> Written request
Repeat the material verbatim. Images are excluded from the copy.
---- Listing
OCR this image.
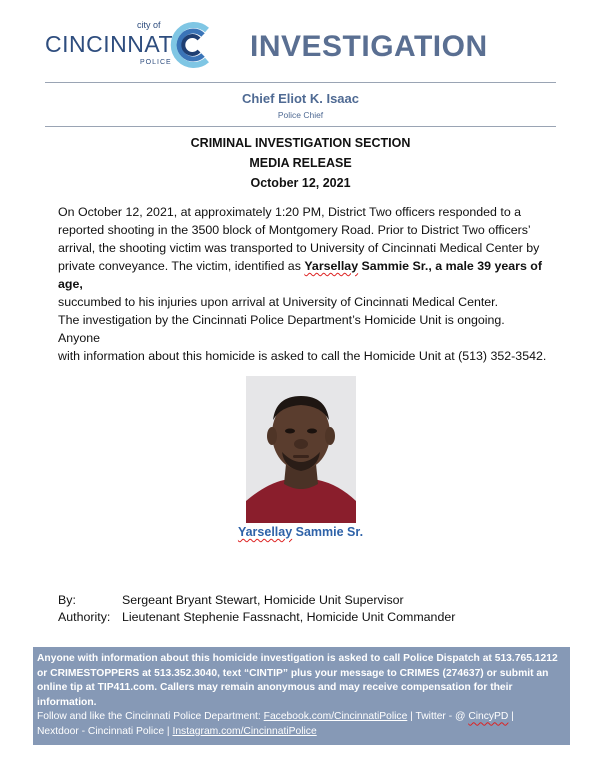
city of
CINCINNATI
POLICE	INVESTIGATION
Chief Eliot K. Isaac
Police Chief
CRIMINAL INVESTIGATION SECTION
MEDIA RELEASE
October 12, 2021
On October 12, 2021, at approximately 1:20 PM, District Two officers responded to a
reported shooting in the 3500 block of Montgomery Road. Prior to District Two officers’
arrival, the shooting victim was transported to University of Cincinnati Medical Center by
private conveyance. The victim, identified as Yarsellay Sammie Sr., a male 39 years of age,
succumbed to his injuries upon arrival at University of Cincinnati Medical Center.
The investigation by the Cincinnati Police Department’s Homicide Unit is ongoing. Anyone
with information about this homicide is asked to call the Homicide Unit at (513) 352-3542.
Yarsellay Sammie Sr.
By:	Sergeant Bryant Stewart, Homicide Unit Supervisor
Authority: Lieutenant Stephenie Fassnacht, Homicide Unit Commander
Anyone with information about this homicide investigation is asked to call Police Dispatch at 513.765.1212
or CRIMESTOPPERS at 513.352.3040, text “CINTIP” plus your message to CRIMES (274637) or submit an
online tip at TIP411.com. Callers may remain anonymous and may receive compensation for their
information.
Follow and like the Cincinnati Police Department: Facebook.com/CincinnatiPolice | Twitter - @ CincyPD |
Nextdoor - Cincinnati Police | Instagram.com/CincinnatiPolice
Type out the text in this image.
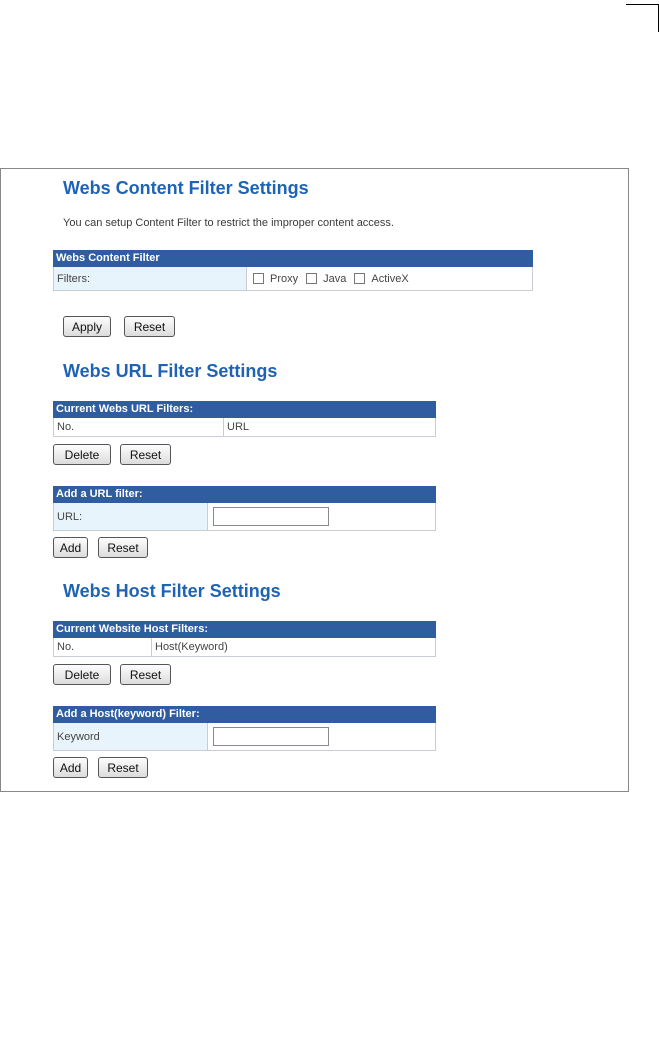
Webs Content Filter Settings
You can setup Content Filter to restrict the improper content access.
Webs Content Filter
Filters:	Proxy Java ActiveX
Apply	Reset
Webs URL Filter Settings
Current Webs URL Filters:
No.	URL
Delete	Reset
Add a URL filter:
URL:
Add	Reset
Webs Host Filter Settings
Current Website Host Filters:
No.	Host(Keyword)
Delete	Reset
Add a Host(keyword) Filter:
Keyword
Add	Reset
--------
> Solved problem
OCR this image.
city of
CINCINNATI
POLICE	INVESTIGATION
Chief Eliot K. Isaac
Police Chief
CRIMINAL INVESTIGATION SECTION
MEDIA RELEASE
October 12, 2021
On October 12, 2021, at approximately 1:20 PM, District Two officers responded to a
reported shooting in the 3500 block of Montgomery Road. Prior to District Two officers’
arrival, the shooting victim was transported to University of Cincinnati Medical Center by
private conveyance. The victim, identified as Yarsellay Sammie Sr., a male 39 years of age,
succumbed to his injuries upon arrival at University of Cincinnati Medical Center.
The investigation by the Cincinnati Police Department’s Homicide Unit is ongoing. Anyone
with information about this homicide is asked to call the Homicide Unit at (513) 352-3542.
Yarsellay Sammie Sr.
By:	Sergeant Bryant Stewart, Homicide Unit Supervisor
Authority: Lieutenant Stephenie Fassnacht, Homicide Unit Commander
Anyone with information about this homicide investigation is asked to call Police Dispatch at 513.765.1212
or CRIMESTOPPERS at 513.352.3040, text “CINTIP” plus your message to CRIMES (274637) or submit an
online tip at TIP411.com. Callers may remain anonymous and may receive compensation for their
information.
Follow and like the Cincinnati Police Department: Facebook.com/CincinnatiPolice | Twitter - @ CincyPD |
Nextdoor - Cincinnati Police | Instagram.com/CincinnatiPolice
Type out the text in this image.
Webs Content Filter Settings
You can setup Content Filter to restrict the improper content access.
Webs Content Filter
Filters:	Proxy Java ActiveX
Apply	Reset
Webs URL Filter Settings
Current Webs URL Filters:
No.	URL
Delete	Reset
Add a URL filter:
URL:
Add	Reset
Webs Host Filter Settings
Current Website Host Filters:
No.	Host(Keyword)
Delete	Reset
Add a Host(keyword) Filter:
Keyword
Add	Reset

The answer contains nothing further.